**Records for processing**
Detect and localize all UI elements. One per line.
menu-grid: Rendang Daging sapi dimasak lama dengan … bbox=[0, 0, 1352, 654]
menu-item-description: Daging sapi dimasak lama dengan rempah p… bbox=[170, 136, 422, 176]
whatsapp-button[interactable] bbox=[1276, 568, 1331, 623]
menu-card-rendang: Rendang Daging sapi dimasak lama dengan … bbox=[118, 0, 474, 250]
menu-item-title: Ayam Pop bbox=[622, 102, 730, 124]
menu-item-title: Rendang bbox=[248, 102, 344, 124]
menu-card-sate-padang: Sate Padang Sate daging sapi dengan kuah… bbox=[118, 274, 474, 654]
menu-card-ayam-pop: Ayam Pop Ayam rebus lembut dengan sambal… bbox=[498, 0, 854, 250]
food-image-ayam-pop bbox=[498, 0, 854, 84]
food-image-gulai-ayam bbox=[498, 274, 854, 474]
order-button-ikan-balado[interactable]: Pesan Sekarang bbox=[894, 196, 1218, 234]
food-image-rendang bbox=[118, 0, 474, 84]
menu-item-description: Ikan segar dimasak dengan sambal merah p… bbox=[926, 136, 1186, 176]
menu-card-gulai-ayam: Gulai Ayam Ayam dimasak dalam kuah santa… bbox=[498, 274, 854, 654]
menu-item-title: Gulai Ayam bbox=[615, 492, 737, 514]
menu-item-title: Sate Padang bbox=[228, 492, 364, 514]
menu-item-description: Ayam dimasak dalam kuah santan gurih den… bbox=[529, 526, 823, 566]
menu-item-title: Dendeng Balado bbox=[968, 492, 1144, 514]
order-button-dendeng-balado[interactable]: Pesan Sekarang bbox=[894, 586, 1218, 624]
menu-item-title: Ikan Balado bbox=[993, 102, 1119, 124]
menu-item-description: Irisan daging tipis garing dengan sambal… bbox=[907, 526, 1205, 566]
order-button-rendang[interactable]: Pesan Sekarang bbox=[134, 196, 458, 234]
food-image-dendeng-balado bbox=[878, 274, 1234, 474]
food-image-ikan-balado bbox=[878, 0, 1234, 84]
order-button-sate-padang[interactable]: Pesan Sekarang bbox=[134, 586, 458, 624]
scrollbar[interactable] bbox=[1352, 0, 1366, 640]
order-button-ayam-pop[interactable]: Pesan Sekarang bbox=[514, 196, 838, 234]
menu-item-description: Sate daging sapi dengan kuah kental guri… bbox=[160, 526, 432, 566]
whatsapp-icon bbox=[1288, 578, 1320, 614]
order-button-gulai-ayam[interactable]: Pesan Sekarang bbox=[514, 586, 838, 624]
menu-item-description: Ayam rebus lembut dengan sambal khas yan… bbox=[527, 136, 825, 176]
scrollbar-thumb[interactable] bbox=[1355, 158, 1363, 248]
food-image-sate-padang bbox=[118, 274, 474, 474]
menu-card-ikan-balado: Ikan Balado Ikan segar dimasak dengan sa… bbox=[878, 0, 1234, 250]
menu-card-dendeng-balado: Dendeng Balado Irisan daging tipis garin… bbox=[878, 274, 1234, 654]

**Given task**
Copy out the listing above word for word, keeping every line and its order unchanged.

**Finished answer**
Detect and localize all UI elements. One per line.
menu-grid: Rendang Daging sapi dimasak lama dengan … bbox=[0, 0, 1352, 654]
menu-item-description: Daging sapi dimasak lama dengan rempah p… bbox=[170, 136, 422, 176]
whatsapp-button[interactable] bbox=[1276, 568, 1331, 623]
menu-card-rendang: Rendang Daging sapi dimasak lama dengan … bbox=[118, 0, 474, 250]
menu-item-title: Ayam Pop bbox=[622, 102, 730, 124]
menu-item-title: Rendang bbox=[248, 102, 344, 124]
menu-card-sate-padang: Sate Padang Sate daging sapi dengan kuah… bbox=[118, 274, 474, 654]
menu-card-ayam-pop: Ayam Pop Ayam rebus lembut dengan sambal… bbox=[498, 0, 854, 250]
food-image-ayam-pop bbox=[498, 0, 854, 84]
food-image-gulai-ayam bbox=[498, 274, 854, 474]
order-button-ikan-balado[interactable]: Pesan Sekarang bbox=[894, 196, 1218, 234]
food-image-rendang bbox=[118, 0, 474, 84]
menu-item-description: Ikan segar dimasak dengan sambal merah p… bbox=[926, 136, 1186, 176]
menu-card-gulai-ayam: Gulai Ayam Ayam dimasak dalam kuah santa… bbox=[498, 274, 854, 654]
menu-item-title: Gulai Ayam bbox=[615, 492, 737, 514]
menu-item-title: Sate Padang bbox=[228, 492, 364, 514]
menu-item-description: Ayam dimasak dalam kuah santan gurih den… bbox=[529, 526, 823, 566]
menu-item-title: Dendeng Balado bbox=[968, 492, 1144, 514]
order-button-dendeng-balado[interactable]: Pesan Sekarang bbox=[894, 586, 1218, 624]
menu-item-title: Ikan Balado bbox=[993, 102, 1119, 124]
menu-item-description: Irisan daging tipis garing dengan sambal… bbox=[907, 526, 1205, 566]
order-button-rendang[interactable]: Pesan Sekarang bbox=[134, 196, 458, 234]
food-image-dendeng-balado bbox=[878, 274, 1234, 474]
food-image-ikan-balado bbox=[878, 0, 1234, 84]
order-button-sate-padang[interactable]: Pesan Sekarang bbox=[134, 586, 458, 624]
scrollbar[interactable] bbox=[1352, 0, 1366, 640]
order-button-ayam-pop[interactable]: Pesan Sekarang bbox=[514, 196, 838, 234]
menu-item-description: Sate daging sapi dengan kuah kental guri… bbox=[160, 526, 432, 566]
whatsapp-icon bbox=[1288, 578, 1320, 614]
order-button-gulai-ayam[interactable]: Pesan Sekarang bbox=[514, 586, 838, 624]
menu-item-description: Ayam rebus lembut dengan sambal khas yan… bbox=[527, 136, 825, 176]
scrollbar-thumb[interactable] bbox=[1355, 158, 1363, 248]
food-image-sate-padang bbox=[118, 274, 474, 474]
menu-card-ikan-balado: Ikan Balado Ikan segar dimasak dengan sa… bbox=[878, 0, 1234, 250]
menu-card-dendeng-balado: Dendeng Balado Irisan daging tipis garin… bbox=[878, 274, 1234, 654]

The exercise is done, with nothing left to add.